• WORK TO BE COMPLETED: Review the material and extract every line in which the word "additional" occurs.

• GIVEN DATA:
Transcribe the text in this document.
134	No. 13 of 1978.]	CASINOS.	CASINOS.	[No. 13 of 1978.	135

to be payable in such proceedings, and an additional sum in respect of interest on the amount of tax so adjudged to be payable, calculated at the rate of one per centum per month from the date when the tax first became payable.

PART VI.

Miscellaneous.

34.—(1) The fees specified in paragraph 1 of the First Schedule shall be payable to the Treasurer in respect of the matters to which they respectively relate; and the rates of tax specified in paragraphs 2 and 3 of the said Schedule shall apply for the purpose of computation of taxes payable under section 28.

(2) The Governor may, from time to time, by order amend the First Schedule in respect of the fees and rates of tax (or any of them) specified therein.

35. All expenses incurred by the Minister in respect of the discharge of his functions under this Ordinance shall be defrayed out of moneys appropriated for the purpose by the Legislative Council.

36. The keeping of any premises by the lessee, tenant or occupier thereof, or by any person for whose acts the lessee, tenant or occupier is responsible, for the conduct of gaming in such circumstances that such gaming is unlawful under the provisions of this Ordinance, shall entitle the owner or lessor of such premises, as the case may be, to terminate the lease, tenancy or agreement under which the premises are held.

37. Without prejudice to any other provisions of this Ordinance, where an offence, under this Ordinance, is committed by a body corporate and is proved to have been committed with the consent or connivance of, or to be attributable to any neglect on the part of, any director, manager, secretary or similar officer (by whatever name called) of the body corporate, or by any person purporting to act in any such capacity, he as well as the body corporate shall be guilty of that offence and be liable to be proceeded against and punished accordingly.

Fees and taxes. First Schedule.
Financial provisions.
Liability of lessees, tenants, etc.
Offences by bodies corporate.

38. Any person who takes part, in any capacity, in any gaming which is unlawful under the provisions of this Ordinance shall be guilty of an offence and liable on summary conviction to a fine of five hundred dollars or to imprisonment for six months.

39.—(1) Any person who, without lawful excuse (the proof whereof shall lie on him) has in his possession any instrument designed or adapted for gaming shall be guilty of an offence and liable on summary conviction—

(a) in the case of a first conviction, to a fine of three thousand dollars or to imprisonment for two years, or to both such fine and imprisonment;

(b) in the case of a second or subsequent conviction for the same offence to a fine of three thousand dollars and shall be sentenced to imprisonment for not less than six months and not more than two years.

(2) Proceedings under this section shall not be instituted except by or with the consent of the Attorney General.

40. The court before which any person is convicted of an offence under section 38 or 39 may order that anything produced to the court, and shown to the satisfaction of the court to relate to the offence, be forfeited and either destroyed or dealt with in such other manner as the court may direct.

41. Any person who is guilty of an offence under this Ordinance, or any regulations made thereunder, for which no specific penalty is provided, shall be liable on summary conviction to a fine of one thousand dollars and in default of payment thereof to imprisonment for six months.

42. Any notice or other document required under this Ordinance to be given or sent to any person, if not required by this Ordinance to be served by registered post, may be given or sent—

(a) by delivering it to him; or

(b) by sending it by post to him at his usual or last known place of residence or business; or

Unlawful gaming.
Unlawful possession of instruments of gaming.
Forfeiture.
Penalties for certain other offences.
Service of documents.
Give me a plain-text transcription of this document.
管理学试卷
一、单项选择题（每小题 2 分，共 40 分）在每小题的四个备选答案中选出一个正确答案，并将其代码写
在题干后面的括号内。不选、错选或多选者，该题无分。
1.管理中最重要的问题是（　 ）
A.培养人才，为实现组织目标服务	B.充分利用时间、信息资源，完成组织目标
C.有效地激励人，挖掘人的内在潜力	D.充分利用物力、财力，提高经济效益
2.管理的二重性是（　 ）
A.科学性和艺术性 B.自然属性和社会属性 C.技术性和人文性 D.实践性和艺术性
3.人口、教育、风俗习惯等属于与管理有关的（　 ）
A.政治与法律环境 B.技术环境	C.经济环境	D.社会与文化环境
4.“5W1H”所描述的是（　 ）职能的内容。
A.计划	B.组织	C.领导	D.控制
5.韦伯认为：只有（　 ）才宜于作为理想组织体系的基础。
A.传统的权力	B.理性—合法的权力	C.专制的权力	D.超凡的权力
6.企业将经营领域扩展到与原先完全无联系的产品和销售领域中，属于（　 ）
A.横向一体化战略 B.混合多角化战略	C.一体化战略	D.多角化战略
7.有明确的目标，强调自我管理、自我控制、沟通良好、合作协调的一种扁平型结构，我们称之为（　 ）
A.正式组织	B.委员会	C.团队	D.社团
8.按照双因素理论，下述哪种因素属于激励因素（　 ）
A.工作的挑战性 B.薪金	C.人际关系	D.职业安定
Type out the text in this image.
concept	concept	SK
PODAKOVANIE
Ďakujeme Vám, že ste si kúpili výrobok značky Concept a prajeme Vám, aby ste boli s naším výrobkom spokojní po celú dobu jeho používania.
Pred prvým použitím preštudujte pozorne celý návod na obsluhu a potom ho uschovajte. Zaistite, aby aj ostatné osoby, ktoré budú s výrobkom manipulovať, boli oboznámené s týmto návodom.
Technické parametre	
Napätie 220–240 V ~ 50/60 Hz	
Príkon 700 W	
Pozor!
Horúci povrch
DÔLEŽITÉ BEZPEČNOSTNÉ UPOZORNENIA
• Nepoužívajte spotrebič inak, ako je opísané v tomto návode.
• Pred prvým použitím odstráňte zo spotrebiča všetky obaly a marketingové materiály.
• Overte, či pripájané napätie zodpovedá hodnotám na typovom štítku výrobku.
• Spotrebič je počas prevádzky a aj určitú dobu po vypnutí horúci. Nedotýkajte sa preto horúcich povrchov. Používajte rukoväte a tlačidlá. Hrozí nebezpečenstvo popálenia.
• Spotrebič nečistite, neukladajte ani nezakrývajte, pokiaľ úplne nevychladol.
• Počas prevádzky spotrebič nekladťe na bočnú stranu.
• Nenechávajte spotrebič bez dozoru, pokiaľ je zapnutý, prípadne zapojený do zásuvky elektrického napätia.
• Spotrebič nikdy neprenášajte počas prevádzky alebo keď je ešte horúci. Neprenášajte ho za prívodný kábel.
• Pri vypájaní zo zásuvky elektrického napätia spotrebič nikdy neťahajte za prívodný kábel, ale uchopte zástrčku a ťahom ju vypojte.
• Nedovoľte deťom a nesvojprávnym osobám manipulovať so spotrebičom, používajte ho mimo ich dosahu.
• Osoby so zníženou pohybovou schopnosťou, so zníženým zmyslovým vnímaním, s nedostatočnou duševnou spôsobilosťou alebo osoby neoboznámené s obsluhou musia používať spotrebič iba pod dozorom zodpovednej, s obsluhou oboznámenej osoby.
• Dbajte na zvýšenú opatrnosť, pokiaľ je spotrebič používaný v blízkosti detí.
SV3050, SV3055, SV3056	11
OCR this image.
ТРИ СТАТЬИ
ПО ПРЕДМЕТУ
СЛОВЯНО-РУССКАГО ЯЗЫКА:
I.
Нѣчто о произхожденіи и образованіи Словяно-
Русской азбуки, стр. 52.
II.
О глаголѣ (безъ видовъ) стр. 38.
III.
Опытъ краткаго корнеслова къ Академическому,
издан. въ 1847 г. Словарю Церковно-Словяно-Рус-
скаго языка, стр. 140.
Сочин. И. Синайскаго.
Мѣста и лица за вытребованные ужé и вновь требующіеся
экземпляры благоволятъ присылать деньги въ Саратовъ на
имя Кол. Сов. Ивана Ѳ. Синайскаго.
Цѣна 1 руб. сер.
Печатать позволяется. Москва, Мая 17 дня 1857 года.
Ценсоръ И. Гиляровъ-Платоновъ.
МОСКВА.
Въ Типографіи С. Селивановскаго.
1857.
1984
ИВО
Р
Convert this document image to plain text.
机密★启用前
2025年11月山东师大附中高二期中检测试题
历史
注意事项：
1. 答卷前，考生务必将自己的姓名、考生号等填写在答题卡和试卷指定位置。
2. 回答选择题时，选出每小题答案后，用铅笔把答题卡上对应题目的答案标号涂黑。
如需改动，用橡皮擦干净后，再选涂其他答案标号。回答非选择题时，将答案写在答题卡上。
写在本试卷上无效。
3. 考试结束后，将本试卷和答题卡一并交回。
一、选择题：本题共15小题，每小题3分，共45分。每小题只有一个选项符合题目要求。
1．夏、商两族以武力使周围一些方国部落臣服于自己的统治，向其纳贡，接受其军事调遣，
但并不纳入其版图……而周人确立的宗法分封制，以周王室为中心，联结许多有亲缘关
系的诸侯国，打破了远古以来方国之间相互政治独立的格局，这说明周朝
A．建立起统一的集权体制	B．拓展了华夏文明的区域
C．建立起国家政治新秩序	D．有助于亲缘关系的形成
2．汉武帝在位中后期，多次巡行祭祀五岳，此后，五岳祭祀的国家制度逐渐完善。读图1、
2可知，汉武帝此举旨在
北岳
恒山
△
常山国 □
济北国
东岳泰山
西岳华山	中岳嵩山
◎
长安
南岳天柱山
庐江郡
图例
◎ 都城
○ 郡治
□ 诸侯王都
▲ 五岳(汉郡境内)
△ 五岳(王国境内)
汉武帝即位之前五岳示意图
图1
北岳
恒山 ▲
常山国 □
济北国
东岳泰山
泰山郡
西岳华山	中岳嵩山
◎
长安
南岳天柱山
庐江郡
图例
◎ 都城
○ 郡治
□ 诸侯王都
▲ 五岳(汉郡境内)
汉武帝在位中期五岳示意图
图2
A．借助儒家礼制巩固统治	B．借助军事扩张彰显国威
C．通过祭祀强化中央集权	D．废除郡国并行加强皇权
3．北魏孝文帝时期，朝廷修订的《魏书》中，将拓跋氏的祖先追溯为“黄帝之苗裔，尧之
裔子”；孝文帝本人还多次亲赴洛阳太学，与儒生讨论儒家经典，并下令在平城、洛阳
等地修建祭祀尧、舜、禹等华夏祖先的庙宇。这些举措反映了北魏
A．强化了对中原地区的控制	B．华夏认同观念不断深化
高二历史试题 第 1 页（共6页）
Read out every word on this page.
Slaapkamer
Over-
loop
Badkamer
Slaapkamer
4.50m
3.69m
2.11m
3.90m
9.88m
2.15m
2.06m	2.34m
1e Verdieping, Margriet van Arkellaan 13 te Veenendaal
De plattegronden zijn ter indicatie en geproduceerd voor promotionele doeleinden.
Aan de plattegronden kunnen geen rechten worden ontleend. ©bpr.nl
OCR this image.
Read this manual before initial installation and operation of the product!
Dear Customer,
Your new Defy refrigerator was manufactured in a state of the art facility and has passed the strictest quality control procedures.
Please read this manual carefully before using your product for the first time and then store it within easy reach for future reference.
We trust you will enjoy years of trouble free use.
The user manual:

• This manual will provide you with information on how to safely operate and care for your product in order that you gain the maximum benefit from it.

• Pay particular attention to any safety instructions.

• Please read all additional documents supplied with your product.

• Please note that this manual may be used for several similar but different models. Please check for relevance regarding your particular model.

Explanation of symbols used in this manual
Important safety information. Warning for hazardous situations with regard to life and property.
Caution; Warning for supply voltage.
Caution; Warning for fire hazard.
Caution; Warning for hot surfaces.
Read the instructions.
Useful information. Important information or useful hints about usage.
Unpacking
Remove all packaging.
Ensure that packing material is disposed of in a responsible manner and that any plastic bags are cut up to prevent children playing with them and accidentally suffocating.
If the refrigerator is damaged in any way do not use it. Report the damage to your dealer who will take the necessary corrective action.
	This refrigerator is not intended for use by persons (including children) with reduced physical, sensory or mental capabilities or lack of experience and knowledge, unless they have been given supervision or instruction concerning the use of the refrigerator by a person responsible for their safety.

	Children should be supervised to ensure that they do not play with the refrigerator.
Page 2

• SOLUTION:
to be payable in such proceedings, and an additional sum in respect of interest on the amount of tax so adjudged to be payable, calculated at the rate of one per centum per month from the date when the tax first became payable.
• Please read all additional documents supplied with your product.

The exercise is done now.